## Problem requirements
Only lines containing the word "structure" belong in the answer; copy each one from the records.

[Extracted records]
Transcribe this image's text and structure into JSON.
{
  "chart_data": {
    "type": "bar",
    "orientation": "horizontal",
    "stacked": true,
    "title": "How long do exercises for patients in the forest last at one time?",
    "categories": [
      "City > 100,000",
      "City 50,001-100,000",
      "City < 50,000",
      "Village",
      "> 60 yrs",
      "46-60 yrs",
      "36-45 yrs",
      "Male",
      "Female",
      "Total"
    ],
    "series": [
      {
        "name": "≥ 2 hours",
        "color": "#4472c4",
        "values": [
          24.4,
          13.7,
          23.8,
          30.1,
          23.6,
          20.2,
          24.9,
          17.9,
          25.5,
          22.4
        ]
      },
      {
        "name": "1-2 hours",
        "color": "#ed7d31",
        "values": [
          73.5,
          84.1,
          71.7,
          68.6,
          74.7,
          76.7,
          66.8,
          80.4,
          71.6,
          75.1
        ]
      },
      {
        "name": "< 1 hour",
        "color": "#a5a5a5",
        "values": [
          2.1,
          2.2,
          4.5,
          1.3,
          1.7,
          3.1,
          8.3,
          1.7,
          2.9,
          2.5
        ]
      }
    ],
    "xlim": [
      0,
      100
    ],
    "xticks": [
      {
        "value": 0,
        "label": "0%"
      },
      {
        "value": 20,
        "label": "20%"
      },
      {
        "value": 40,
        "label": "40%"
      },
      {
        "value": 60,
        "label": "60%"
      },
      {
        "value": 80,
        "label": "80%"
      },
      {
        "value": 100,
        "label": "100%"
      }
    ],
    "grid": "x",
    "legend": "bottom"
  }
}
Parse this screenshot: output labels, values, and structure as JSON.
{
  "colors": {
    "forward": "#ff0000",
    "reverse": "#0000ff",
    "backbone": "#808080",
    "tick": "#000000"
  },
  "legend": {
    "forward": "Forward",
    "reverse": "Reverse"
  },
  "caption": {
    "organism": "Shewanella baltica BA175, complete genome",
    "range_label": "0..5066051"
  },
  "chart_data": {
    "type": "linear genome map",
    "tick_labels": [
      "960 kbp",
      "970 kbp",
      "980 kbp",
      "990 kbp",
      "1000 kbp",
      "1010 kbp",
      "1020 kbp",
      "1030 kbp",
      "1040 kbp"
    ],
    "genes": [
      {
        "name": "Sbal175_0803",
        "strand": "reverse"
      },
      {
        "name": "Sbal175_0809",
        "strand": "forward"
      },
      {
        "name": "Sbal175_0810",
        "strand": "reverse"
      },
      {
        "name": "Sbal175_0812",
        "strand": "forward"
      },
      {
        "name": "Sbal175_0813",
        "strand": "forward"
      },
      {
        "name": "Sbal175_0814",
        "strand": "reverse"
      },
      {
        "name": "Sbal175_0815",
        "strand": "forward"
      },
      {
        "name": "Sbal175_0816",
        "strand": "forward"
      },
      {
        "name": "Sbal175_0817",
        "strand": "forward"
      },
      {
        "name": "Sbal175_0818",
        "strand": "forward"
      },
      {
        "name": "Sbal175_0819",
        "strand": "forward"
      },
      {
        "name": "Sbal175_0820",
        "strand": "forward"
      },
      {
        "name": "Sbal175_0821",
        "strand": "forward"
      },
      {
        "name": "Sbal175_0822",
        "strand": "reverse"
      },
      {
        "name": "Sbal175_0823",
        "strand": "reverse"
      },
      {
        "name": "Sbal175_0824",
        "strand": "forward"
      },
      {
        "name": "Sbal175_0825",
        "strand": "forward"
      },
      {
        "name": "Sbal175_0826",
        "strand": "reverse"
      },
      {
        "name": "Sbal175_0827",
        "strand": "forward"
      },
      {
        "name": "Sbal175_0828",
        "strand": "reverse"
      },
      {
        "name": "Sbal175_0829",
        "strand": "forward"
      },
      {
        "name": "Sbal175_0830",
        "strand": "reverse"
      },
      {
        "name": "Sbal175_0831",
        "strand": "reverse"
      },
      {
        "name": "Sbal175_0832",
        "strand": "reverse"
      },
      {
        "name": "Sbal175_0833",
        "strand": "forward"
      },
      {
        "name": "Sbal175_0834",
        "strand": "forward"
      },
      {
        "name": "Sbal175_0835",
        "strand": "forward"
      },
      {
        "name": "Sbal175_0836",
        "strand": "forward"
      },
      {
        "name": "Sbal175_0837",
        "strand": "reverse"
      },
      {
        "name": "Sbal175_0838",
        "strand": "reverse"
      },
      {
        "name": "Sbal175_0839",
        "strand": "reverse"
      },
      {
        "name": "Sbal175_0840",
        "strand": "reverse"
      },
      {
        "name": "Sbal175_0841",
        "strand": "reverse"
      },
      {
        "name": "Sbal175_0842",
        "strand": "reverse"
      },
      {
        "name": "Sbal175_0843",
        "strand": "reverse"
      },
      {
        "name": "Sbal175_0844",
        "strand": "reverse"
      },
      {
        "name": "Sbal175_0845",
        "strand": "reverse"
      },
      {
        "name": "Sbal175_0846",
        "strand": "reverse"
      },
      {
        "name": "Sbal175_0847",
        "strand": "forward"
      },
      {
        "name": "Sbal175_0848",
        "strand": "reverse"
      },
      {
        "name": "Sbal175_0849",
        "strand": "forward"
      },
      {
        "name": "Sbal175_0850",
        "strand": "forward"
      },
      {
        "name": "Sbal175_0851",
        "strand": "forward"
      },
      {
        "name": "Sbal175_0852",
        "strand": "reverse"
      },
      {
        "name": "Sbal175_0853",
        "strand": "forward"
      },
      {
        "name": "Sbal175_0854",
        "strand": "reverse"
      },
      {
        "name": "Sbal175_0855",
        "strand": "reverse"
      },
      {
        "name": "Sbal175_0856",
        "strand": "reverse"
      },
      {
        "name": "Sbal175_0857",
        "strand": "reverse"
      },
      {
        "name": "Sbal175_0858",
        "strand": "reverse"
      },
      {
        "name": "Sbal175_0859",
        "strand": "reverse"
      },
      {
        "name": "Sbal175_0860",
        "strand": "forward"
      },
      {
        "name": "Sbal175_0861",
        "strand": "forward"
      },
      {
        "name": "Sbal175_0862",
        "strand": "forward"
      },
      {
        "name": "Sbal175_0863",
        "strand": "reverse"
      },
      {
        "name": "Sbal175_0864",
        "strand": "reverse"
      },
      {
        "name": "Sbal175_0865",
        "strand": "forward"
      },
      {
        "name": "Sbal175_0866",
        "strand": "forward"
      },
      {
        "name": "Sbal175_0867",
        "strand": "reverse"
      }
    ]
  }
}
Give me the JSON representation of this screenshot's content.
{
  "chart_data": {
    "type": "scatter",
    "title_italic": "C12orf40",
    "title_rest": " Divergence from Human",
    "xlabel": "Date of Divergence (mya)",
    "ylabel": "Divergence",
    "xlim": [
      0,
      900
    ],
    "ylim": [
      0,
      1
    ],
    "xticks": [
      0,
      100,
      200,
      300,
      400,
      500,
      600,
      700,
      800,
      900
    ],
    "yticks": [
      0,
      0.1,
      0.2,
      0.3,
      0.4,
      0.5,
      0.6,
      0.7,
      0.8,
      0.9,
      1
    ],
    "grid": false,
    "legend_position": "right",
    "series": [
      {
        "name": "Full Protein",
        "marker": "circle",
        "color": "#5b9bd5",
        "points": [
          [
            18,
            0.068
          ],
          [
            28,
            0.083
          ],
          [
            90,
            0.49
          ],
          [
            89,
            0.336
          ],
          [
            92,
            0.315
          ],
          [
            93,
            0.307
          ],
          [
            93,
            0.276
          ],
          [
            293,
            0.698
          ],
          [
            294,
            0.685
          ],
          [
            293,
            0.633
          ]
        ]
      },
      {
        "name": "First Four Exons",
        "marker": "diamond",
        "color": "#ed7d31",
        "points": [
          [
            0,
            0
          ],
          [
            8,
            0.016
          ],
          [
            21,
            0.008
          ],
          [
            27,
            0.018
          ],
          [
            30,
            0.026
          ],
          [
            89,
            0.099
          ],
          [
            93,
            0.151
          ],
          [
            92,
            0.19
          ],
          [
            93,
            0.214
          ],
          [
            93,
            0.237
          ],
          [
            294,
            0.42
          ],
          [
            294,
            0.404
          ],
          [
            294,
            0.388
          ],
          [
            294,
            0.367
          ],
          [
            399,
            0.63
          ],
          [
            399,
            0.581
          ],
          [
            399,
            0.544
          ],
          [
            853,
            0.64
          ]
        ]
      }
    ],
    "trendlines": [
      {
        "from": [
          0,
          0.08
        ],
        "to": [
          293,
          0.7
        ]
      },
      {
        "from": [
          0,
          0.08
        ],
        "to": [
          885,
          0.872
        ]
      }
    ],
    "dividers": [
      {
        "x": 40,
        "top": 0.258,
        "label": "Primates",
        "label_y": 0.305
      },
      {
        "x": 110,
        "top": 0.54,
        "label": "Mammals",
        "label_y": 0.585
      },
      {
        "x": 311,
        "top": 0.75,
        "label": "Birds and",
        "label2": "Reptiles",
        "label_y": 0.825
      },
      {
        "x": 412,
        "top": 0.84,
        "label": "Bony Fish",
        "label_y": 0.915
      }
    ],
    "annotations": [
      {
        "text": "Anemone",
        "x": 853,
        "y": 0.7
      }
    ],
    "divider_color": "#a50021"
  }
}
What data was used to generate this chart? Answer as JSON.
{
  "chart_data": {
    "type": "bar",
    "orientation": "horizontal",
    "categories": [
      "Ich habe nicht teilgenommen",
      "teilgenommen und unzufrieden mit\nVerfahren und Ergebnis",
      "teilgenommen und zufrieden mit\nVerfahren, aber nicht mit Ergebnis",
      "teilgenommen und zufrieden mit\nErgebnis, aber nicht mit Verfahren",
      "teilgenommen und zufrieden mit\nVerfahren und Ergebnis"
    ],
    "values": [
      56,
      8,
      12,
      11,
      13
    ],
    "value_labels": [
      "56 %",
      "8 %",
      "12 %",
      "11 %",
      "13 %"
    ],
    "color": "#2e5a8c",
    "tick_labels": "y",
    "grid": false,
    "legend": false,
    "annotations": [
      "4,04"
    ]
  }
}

## Reply to the task
Transcribe this image's text and structure into JSON.
Parse this screenshot: output labels, values, and structure as JSON.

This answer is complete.